Stored entries
** BEGIN **

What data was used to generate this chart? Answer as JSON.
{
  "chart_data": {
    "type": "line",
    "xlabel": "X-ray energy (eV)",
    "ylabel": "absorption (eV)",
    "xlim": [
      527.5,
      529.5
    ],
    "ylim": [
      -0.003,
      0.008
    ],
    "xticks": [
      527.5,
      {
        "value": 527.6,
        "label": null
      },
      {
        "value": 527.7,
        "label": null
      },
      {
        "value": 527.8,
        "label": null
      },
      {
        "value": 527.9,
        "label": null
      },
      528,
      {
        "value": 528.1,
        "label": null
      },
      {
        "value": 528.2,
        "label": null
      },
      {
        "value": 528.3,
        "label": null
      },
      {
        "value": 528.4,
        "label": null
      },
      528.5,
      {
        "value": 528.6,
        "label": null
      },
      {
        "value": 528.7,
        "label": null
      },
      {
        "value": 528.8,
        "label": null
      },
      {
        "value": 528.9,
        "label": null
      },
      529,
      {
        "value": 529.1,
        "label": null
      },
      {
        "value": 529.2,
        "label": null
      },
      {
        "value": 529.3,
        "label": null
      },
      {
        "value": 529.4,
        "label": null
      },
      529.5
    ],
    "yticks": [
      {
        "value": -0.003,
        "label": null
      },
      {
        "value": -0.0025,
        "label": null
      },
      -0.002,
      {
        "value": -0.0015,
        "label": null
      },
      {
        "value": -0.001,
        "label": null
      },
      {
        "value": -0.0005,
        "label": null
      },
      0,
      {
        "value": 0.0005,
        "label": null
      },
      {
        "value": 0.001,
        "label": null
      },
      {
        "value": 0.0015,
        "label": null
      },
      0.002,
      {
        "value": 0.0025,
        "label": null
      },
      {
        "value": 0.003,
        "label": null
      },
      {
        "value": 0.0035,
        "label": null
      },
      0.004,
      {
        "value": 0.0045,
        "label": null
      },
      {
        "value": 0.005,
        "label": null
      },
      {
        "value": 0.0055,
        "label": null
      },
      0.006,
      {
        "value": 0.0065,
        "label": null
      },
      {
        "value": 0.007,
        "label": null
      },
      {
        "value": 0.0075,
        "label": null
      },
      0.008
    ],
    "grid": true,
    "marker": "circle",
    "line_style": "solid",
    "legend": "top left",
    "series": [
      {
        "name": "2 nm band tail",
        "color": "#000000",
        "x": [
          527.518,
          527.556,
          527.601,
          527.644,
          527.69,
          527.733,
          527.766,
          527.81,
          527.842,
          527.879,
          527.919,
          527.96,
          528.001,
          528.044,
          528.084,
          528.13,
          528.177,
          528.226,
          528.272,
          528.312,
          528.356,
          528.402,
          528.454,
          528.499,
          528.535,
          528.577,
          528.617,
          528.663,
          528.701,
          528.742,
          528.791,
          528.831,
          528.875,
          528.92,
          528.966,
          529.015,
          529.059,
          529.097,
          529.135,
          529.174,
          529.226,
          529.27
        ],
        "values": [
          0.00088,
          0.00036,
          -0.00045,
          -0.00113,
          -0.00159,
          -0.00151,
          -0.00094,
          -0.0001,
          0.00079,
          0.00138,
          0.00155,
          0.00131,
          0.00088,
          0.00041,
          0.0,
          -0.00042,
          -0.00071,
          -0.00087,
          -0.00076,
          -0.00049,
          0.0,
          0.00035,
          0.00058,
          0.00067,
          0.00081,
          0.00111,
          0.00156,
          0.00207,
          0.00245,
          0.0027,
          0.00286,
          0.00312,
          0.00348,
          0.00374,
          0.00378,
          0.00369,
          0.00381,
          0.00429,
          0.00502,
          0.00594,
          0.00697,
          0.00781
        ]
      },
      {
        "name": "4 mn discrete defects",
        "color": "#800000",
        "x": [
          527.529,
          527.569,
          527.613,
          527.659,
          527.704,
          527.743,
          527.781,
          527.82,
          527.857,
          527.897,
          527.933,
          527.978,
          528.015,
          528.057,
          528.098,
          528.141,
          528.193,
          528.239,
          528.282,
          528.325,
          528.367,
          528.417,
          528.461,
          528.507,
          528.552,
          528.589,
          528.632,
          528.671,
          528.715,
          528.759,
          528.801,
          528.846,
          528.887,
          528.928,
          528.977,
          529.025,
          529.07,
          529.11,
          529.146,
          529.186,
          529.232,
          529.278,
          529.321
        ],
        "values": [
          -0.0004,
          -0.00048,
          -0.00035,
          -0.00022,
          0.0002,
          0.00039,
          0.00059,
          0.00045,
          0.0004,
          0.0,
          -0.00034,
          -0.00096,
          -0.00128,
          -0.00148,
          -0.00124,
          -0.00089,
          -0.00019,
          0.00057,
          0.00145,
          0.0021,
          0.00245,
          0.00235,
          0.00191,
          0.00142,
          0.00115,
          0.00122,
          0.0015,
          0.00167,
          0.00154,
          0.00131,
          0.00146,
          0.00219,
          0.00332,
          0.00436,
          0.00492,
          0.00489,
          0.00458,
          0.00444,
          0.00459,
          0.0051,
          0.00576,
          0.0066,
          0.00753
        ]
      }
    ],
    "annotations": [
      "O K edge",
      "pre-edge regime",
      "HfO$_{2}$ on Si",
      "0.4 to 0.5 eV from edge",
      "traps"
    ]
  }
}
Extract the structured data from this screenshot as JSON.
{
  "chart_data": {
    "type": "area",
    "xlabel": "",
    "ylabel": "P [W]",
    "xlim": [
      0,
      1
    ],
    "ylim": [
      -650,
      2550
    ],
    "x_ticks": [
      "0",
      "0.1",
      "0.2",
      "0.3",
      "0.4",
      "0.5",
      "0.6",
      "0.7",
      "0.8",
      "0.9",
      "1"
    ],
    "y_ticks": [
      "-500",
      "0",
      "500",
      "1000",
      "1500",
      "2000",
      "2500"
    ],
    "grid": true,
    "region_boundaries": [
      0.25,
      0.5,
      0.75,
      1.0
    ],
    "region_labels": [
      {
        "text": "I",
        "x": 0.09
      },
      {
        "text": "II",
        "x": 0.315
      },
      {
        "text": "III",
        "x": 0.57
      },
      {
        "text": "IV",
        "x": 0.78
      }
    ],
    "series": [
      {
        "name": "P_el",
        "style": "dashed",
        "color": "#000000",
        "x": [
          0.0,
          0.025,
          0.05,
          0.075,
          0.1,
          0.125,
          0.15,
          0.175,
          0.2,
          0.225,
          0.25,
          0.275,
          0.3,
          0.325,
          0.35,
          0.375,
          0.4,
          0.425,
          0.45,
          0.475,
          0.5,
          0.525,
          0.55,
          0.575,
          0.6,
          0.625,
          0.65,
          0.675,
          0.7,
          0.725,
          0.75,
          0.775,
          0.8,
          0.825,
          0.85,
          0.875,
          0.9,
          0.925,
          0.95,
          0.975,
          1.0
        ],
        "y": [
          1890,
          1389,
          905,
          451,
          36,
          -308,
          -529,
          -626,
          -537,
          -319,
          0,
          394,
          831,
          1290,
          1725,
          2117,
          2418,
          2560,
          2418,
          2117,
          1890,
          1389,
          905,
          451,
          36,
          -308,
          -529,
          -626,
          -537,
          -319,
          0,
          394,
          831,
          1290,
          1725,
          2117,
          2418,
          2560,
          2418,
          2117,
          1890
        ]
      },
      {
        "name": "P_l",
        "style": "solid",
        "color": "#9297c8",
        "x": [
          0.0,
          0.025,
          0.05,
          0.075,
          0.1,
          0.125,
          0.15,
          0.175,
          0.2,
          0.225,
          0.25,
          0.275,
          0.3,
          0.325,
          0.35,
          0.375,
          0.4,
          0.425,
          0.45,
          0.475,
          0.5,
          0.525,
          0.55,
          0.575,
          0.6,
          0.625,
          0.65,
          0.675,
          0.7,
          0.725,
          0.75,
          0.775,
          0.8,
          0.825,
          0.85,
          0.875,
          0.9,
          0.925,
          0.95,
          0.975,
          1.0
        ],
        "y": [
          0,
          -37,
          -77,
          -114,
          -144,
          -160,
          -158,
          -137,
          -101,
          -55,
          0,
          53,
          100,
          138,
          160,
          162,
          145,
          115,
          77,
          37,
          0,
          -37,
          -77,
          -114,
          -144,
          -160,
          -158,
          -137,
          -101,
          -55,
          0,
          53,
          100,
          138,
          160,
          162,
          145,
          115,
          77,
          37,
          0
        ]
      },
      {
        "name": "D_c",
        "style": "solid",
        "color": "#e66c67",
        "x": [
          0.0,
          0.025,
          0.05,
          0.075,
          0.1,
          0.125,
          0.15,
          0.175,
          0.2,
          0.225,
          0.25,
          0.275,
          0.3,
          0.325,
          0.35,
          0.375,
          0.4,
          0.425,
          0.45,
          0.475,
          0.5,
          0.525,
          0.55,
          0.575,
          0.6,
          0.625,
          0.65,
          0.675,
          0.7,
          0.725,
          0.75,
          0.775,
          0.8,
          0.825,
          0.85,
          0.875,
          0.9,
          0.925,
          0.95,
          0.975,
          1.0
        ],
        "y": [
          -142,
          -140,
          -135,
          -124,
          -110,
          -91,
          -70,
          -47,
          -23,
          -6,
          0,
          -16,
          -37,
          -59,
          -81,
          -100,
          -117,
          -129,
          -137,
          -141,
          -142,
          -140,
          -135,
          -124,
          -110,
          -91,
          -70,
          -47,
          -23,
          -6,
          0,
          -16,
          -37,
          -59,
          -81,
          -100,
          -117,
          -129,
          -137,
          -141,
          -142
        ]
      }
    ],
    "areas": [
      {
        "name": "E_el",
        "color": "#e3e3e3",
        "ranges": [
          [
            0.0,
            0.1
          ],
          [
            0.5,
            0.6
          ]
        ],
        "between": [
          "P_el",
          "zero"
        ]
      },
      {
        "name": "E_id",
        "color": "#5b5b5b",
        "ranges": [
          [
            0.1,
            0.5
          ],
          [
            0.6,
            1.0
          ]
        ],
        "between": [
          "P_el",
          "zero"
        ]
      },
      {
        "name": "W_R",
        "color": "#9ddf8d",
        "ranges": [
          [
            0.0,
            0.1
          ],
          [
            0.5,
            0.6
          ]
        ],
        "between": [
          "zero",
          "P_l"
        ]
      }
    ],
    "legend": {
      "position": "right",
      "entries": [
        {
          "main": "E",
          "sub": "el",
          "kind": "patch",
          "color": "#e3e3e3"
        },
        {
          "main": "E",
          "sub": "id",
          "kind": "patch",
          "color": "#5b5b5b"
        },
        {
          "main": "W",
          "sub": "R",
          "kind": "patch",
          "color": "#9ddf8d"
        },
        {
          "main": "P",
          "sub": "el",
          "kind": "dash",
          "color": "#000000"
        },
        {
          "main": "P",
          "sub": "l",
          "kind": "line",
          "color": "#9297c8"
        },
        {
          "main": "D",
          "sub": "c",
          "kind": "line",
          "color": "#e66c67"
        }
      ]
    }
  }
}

** END **

● **WHAT THE TASK ASKS**: In the lines above, find each one with "name" and list it.

● **FULL SOLUTION**:
        "name": "2 nm band tail",
        "name": "4 mn discrete defects",
        "name": "P_el",
        "name": "P_l",
        "name": "D_c",
        "name": "E_el",
        "name": "E_id",
        "name": "W_R",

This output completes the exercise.